— Start DATA EXTRACT —
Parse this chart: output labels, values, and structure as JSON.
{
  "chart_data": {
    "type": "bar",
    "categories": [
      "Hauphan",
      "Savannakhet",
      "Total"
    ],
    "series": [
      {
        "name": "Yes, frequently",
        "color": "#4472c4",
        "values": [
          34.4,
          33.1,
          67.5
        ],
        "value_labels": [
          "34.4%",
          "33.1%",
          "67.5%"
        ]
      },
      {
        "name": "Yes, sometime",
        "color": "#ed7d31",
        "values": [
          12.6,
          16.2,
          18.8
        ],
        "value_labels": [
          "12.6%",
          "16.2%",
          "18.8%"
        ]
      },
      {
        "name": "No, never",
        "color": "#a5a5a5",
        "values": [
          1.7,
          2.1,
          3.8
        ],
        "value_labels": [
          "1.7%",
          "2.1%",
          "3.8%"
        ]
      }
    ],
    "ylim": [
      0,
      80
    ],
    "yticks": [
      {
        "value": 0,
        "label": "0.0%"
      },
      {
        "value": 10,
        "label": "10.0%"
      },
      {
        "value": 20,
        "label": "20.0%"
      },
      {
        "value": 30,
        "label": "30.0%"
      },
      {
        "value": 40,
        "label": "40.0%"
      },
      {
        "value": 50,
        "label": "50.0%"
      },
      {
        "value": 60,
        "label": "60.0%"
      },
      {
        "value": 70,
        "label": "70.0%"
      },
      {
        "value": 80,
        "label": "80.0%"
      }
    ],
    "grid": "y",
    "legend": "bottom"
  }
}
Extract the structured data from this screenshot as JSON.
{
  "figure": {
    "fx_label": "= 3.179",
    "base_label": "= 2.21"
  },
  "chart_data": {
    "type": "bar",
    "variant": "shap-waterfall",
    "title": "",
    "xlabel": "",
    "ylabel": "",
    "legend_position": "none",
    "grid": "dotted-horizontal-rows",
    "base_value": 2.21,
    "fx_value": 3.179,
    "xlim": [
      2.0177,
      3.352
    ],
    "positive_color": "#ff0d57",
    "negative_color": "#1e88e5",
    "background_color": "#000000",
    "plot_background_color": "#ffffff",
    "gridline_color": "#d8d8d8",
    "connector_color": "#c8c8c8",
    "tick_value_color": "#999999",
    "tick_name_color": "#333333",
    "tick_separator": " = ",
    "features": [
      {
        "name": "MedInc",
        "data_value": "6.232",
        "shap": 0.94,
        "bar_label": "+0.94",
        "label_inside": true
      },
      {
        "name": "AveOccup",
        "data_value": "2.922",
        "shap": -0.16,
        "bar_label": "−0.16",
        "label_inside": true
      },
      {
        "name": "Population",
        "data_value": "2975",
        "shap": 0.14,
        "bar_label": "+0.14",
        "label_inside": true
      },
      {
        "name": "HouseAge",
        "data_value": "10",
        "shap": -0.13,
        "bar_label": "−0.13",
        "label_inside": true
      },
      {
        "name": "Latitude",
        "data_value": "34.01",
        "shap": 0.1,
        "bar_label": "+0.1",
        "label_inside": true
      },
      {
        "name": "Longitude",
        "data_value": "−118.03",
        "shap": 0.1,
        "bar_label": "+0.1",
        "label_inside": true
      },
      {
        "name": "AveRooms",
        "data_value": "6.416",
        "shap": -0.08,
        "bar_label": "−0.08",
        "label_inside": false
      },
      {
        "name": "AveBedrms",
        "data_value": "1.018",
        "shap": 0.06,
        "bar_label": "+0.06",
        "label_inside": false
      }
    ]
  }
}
— End DATA EXTRACT —
OBJECTIVE:
From the records above, pick out and copy each line holding the word "shap".

ANSWER TO THE EXERCISE:
    "variant": "shap-waterfall",
        "shap": 0.94,
        "shap": -0.16,
        "shap": 0.14,
        "shap": -0.13,
        "shap": 0.1,
        "shap": 0.1,
        "shap": -0.08,
        "shap": 0.06,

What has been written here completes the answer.